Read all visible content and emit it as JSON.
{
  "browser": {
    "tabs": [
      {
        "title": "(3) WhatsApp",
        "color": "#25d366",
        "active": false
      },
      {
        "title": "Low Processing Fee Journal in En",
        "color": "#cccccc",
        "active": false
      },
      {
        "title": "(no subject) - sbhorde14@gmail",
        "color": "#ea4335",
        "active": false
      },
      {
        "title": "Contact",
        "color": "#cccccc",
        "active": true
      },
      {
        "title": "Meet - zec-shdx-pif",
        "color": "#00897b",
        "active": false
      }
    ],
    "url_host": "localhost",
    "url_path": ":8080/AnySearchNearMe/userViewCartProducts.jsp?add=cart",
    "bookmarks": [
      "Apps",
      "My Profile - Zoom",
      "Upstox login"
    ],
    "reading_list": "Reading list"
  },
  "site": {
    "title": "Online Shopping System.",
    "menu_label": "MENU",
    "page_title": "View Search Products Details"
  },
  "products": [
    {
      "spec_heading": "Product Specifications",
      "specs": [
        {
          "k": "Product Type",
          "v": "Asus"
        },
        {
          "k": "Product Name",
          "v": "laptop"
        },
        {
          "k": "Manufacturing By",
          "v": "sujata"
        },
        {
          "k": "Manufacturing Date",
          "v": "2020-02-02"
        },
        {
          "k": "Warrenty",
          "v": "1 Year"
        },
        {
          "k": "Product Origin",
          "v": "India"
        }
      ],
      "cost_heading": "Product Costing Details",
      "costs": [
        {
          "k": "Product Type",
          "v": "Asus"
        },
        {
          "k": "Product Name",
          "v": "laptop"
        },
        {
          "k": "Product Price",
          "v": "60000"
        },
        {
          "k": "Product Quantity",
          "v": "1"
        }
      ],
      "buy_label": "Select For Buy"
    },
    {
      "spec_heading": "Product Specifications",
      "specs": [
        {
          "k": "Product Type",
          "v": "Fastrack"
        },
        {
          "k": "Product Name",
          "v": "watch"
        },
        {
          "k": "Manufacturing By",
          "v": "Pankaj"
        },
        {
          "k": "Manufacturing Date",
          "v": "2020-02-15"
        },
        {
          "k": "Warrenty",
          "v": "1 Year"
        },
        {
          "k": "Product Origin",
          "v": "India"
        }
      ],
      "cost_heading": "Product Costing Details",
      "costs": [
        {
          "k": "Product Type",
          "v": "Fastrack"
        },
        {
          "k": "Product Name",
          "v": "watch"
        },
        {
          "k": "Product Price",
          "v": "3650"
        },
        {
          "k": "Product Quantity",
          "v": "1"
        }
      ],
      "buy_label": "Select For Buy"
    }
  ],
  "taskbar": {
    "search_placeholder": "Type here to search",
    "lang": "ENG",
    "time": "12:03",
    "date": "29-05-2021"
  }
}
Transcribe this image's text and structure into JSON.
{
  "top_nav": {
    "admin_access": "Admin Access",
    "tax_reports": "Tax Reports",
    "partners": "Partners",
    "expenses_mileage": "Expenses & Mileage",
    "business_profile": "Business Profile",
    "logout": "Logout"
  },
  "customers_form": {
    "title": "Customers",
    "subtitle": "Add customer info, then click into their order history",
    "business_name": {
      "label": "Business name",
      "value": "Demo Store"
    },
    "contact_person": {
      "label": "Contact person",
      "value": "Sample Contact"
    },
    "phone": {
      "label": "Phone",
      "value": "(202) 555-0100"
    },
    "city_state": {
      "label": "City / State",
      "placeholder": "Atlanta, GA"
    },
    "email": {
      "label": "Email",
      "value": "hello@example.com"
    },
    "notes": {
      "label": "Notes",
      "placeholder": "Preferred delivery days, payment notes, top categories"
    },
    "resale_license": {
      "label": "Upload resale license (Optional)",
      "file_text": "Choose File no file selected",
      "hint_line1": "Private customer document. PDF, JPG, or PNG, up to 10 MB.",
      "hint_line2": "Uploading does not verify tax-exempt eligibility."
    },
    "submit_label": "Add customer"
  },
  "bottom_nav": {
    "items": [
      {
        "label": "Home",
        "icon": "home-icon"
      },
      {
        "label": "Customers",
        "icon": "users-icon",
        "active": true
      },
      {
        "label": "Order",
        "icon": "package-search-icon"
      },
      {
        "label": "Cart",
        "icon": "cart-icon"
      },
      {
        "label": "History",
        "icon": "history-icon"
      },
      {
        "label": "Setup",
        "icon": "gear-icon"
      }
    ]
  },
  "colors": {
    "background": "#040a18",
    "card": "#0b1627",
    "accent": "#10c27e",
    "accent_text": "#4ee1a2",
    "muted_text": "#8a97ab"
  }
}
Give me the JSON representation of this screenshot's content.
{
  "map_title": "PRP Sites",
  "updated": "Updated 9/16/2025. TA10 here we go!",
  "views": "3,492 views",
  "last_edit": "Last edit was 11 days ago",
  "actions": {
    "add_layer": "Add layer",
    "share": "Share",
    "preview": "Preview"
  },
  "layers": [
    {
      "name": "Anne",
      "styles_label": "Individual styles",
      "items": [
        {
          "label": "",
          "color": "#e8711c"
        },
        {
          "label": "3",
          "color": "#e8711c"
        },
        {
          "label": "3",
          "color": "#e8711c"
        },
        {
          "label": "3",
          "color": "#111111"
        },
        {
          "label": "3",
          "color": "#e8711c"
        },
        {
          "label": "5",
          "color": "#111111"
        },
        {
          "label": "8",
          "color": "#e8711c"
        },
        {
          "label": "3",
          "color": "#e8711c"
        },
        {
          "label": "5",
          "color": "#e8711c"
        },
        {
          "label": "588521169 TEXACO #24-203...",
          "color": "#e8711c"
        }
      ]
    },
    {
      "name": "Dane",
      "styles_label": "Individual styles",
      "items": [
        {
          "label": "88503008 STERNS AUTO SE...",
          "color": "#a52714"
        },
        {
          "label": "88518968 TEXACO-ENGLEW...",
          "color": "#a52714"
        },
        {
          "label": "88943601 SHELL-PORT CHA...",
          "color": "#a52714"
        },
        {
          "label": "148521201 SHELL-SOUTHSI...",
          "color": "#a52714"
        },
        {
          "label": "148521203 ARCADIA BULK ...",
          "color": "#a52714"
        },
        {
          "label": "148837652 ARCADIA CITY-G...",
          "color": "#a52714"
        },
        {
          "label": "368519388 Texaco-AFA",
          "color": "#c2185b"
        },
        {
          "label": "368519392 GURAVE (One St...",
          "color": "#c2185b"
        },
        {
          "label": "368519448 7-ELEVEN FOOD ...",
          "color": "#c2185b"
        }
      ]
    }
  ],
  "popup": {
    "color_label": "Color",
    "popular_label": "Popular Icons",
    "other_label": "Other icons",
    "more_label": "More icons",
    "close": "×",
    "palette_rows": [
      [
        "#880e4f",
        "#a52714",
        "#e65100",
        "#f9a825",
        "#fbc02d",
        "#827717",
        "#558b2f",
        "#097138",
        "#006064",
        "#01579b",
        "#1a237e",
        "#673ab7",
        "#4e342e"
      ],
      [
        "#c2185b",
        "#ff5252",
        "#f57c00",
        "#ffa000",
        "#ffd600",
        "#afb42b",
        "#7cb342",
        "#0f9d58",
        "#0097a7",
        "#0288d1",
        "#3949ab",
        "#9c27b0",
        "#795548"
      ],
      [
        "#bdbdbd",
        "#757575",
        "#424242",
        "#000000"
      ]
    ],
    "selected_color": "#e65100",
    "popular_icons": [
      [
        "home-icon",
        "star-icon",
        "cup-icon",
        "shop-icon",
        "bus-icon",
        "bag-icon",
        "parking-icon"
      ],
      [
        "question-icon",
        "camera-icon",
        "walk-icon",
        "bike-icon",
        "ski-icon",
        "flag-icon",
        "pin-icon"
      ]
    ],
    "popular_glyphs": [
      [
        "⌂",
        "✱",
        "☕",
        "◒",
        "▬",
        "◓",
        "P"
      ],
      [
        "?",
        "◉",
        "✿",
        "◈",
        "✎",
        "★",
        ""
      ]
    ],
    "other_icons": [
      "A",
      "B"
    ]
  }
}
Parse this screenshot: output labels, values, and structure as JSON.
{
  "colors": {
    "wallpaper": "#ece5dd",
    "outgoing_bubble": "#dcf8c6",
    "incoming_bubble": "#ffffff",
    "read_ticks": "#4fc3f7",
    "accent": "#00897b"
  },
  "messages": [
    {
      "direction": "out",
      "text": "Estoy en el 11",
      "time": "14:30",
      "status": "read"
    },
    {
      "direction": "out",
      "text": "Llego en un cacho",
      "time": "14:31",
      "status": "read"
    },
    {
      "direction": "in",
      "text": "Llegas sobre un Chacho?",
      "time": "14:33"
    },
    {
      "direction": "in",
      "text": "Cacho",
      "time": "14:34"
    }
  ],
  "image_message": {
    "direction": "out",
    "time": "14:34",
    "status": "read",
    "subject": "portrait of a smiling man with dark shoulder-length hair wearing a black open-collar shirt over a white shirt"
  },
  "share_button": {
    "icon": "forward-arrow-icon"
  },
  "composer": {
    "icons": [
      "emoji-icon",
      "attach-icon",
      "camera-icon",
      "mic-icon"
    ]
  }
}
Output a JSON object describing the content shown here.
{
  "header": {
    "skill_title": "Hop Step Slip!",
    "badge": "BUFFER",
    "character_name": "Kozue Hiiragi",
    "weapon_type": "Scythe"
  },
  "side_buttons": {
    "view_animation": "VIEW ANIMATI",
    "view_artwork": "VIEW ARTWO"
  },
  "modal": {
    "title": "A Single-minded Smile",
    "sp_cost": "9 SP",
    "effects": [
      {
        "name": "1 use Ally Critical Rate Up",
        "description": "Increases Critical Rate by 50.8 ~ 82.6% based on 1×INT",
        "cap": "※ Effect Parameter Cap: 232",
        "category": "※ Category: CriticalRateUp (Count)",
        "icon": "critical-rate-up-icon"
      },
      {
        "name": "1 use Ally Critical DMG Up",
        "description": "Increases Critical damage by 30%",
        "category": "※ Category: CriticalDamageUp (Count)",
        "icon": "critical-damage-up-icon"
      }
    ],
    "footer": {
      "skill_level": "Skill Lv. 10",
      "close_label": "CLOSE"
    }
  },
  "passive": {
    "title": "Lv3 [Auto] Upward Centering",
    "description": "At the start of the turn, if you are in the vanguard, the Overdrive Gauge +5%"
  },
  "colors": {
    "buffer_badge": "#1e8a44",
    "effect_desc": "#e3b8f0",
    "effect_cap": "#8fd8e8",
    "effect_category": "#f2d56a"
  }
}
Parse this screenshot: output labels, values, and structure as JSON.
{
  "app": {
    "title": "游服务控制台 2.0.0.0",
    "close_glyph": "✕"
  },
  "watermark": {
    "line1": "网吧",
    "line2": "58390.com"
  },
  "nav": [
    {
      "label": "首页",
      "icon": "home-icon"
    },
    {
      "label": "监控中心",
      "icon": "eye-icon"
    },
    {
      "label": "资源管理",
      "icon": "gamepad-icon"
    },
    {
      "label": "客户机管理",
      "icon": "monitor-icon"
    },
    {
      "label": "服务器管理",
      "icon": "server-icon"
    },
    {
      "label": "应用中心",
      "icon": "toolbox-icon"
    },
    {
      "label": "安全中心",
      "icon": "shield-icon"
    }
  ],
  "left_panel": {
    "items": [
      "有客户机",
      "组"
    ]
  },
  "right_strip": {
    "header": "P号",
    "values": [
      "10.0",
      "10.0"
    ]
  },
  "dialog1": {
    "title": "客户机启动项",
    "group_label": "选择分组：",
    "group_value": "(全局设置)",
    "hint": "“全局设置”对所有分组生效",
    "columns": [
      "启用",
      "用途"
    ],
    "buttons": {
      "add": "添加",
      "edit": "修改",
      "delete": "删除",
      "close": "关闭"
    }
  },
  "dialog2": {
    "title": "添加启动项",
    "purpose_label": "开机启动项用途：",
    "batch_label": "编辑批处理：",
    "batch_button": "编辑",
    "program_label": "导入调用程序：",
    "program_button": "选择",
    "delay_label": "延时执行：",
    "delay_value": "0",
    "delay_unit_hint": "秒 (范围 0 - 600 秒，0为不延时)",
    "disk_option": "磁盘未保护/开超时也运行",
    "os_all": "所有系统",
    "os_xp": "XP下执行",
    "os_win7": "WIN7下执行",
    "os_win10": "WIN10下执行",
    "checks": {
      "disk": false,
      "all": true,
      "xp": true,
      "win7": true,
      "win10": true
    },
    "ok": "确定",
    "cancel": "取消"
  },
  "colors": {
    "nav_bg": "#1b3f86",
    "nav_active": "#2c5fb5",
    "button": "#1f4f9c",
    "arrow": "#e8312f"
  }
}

****

THE PROBLEM —
Check each line in the records for the word "Count" and say how many have it, with nothing else.

SOLUTION TO THIS TASK —
2